Records for the exercise:
[start]

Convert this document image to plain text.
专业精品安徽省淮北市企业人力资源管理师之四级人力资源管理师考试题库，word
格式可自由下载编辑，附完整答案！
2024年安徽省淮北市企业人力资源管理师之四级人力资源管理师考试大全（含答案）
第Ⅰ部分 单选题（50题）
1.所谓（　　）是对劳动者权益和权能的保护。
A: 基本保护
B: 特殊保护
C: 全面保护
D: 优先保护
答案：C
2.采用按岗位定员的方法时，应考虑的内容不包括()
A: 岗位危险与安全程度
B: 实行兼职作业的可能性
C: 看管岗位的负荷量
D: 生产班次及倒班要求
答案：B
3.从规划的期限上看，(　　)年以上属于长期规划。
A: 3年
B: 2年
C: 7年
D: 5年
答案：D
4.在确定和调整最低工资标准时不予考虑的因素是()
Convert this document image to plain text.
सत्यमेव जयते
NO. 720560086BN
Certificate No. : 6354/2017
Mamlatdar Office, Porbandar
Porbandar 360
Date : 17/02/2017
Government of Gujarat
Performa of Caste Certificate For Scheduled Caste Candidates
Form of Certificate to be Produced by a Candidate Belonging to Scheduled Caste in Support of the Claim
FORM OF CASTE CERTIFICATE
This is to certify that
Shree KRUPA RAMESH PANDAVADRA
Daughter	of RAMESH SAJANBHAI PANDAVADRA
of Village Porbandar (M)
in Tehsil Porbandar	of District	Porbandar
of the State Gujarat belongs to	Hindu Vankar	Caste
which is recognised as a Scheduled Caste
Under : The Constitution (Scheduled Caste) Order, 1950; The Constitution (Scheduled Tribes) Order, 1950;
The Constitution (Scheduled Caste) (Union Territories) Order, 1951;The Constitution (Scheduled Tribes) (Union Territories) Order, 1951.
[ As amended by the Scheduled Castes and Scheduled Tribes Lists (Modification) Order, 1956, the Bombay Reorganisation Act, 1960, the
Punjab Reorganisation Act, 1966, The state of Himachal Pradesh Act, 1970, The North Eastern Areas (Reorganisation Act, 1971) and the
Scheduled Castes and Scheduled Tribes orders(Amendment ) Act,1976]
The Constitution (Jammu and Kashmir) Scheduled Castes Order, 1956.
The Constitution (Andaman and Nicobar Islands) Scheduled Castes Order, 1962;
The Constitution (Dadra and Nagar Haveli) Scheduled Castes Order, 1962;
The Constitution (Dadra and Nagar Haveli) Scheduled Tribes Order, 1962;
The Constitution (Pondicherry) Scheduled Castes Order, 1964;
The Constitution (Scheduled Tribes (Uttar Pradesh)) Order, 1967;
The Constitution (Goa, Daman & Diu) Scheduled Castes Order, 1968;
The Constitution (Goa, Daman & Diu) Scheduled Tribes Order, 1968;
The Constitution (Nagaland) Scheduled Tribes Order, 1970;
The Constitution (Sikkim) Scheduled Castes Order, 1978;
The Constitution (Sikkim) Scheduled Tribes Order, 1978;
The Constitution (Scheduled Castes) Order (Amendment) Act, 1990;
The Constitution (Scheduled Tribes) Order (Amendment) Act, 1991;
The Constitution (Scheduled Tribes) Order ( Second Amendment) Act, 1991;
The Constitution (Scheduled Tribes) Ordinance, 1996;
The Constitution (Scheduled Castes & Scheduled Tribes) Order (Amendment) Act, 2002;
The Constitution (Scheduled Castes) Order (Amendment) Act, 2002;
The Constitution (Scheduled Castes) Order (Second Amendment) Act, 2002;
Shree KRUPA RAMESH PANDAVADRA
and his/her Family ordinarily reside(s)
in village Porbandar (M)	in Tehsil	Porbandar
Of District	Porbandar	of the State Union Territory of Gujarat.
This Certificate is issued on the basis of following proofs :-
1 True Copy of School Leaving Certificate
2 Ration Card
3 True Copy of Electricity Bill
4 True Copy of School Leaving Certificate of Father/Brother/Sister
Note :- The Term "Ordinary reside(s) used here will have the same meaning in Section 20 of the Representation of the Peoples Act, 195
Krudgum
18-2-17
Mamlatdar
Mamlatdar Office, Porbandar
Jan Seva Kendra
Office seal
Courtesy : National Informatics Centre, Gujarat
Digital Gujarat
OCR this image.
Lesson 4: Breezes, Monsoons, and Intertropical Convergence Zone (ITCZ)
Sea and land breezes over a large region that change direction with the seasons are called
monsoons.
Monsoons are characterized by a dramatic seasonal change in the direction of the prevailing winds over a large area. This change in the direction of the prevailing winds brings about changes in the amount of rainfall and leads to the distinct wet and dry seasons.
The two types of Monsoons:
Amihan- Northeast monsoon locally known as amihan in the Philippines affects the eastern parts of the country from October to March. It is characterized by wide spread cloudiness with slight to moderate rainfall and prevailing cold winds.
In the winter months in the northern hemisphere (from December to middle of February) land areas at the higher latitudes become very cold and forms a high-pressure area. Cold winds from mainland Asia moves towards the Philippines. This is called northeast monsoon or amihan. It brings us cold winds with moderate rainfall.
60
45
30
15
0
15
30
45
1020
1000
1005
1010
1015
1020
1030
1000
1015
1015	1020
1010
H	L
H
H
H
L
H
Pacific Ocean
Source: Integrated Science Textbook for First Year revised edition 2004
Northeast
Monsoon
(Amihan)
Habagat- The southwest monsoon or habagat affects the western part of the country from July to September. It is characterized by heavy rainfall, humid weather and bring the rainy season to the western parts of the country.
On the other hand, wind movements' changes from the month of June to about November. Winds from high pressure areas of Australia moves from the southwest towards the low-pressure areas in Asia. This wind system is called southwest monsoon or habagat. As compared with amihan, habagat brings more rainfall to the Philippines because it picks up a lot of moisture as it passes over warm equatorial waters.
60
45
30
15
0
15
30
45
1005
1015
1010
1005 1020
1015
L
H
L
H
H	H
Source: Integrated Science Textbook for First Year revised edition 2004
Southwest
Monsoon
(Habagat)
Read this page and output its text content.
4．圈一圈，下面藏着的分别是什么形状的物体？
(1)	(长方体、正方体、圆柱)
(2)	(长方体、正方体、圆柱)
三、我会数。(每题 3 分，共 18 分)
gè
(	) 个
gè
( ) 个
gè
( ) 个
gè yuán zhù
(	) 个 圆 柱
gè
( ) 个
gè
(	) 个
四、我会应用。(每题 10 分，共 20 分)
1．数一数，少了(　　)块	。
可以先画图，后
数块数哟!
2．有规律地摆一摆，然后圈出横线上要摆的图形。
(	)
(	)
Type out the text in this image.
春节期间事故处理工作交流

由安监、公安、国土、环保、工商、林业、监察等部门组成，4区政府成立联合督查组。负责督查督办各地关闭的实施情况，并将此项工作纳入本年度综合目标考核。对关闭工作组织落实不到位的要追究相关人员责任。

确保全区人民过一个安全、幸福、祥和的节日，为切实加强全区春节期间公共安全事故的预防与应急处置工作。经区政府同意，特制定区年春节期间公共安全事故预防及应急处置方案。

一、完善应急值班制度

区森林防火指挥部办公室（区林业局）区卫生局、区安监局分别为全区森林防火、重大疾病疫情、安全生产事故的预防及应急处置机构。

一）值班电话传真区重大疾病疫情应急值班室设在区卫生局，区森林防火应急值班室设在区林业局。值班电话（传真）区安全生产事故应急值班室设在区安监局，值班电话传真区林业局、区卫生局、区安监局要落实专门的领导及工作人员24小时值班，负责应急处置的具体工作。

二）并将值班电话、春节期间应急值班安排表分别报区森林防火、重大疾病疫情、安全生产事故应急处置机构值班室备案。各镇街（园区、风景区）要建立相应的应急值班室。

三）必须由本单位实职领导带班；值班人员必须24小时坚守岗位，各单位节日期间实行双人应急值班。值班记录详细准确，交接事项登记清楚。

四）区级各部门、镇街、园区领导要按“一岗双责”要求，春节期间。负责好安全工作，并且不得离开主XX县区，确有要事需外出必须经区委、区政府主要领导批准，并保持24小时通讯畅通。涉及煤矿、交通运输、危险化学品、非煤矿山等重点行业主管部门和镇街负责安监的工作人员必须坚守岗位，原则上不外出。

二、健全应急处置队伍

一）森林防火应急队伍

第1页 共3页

[end]

The exercise:
Extract all lines of the records above that include "Union".

Response:
The Constitution (Scheduled Caste) (Union Territories) Order, 1951;The Constitution (Scheduled Tribes) (Union Territories) Order, 1951.
Of District	Porbandar	of the State Union Territory of Gujarat.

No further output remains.